▶ [Request] In the entries below, count every line with the string "Steel". State the count and nothing else.
====================
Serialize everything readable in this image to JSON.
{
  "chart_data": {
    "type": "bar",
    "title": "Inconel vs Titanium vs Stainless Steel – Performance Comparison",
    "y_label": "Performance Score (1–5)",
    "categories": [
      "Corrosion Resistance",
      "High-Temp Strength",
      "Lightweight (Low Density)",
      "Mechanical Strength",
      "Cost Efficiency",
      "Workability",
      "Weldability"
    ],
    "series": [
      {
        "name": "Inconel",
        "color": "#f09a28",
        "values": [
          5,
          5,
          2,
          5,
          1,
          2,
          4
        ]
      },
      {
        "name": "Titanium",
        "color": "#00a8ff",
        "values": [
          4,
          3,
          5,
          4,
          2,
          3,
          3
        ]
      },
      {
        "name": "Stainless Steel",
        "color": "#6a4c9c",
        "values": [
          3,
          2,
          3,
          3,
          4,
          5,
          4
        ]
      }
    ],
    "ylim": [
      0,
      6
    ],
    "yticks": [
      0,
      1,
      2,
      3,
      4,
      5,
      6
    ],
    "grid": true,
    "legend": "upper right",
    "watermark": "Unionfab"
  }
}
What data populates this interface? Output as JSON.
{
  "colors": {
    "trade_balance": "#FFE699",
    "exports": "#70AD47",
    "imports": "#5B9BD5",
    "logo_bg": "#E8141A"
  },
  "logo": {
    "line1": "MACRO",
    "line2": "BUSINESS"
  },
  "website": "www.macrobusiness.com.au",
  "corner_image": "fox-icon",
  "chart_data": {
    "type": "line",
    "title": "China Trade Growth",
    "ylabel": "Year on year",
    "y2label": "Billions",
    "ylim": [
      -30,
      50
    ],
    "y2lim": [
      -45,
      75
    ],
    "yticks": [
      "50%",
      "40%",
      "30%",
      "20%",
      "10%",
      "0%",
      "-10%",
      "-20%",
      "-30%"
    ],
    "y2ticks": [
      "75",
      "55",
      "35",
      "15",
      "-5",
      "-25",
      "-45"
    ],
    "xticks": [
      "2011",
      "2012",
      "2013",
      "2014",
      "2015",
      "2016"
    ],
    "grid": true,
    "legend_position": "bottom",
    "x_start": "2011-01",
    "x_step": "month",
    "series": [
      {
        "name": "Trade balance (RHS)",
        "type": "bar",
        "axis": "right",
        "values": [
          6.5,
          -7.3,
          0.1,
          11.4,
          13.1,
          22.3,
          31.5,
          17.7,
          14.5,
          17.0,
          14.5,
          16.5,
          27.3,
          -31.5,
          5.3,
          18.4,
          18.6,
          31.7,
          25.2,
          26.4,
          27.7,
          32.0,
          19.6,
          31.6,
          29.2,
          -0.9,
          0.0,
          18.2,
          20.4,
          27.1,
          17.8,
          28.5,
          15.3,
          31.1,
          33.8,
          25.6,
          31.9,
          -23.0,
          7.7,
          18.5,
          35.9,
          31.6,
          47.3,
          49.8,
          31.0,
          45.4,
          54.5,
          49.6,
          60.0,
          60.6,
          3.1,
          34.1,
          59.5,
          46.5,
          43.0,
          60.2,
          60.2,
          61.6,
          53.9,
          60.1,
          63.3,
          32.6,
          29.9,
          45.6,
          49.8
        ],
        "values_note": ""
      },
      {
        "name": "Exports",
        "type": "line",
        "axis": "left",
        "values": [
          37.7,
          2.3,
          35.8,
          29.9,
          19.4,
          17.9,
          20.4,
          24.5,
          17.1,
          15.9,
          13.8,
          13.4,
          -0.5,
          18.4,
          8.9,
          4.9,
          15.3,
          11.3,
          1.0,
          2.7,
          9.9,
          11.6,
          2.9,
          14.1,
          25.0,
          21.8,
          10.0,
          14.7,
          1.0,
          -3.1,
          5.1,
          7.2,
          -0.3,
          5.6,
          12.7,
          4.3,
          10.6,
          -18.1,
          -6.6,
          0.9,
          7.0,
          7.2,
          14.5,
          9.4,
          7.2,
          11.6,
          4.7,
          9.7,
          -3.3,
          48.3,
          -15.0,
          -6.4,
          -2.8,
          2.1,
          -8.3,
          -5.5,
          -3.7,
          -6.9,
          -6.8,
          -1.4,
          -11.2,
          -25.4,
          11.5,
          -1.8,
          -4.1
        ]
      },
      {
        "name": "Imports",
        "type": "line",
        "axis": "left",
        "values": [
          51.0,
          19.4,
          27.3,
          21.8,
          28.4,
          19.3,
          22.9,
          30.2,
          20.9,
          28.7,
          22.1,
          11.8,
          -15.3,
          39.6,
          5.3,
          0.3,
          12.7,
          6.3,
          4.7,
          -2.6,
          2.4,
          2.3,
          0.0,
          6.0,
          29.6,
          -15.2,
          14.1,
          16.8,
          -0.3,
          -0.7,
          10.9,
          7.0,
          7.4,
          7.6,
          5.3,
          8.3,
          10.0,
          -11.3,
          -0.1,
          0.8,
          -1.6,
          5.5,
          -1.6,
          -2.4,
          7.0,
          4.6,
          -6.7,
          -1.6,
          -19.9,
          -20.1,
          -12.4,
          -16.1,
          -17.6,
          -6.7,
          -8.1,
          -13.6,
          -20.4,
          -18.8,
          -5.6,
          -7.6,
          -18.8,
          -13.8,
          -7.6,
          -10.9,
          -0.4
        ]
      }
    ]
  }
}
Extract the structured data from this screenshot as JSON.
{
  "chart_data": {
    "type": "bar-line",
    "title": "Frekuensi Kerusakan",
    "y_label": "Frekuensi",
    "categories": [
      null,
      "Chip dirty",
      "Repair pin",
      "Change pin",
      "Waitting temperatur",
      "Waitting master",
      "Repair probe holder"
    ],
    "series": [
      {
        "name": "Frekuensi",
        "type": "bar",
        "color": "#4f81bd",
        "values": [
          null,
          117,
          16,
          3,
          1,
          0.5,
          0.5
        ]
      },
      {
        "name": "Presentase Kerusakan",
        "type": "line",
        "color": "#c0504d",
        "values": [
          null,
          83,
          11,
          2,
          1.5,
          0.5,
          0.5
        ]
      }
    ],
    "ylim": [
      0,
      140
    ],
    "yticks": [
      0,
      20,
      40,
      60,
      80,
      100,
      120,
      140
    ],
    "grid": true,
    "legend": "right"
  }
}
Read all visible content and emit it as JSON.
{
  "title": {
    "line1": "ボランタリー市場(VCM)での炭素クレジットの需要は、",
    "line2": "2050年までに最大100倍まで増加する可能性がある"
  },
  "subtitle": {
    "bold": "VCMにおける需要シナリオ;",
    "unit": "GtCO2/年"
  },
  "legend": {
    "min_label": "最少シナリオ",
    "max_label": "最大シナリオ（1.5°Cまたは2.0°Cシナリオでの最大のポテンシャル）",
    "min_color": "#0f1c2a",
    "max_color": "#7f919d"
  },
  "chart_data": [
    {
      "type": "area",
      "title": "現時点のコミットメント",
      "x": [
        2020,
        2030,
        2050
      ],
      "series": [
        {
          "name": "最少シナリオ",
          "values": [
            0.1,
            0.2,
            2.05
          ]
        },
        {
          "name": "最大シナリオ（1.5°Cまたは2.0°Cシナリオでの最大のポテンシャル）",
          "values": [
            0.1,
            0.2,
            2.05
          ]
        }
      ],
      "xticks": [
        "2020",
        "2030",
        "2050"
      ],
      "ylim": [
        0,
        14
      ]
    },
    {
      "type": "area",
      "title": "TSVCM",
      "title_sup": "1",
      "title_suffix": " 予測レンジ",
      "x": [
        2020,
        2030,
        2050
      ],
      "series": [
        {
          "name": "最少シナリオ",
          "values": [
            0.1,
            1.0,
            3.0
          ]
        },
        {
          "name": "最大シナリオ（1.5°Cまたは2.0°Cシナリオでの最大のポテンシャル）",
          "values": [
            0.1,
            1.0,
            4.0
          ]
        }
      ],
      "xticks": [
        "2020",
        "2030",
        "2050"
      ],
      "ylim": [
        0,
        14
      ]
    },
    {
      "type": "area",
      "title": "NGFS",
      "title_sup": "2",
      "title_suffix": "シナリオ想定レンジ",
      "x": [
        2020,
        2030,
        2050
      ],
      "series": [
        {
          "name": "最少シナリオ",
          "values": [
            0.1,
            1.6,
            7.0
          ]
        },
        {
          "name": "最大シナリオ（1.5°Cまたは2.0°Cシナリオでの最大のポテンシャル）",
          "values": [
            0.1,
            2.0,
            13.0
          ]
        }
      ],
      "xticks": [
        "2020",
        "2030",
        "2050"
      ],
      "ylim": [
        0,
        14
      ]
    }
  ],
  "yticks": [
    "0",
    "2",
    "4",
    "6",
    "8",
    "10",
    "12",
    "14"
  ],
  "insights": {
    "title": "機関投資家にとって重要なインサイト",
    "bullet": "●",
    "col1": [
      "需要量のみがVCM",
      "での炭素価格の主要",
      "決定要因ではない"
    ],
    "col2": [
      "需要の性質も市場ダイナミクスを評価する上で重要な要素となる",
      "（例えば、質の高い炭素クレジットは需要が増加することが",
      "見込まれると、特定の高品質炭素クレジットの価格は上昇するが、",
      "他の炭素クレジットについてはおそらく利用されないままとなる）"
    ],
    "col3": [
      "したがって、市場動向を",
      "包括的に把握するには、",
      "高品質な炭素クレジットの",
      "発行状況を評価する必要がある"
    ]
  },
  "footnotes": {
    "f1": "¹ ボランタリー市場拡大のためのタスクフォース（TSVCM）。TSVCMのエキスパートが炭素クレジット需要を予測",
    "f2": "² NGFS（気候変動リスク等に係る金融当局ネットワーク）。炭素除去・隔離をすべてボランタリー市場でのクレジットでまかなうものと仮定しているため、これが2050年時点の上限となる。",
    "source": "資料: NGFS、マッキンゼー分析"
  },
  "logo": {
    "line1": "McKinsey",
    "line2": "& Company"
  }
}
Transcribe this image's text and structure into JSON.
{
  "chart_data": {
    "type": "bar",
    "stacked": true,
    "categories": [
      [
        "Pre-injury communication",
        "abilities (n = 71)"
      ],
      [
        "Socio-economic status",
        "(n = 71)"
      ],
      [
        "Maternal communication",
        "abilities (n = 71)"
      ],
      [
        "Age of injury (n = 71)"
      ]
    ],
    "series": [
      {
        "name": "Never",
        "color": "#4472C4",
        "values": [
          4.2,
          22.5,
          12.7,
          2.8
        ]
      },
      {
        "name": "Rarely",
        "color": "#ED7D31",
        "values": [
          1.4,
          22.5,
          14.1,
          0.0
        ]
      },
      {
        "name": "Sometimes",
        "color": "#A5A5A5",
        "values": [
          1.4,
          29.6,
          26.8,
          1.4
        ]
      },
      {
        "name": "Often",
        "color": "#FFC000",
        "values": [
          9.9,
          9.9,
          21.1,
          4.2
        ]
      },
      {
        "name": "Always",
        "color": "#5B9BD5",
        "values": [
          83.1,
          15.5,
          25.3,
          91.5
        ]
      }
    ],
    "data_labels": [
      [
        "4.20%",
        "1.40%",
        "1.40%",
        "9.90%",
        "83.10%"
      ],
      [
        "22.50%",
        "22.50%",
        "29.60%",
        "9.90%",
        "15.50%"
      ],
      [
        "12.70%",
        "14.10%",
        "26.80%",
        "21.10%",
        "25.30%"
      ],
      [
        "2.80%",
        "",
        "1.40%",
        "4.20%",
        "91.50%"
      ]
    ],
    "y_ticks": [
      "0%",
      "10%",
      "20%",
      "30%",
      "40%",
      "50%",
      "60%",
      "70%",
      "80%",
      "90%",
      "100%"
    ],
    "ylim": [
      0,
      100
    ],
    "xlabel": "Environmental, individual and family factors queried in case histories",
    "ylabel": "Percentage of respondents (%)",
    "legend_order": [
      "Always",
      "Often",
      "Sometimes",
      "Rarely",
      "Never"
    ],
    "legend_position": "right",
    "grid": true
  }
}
====================
▶ [Task solution] 2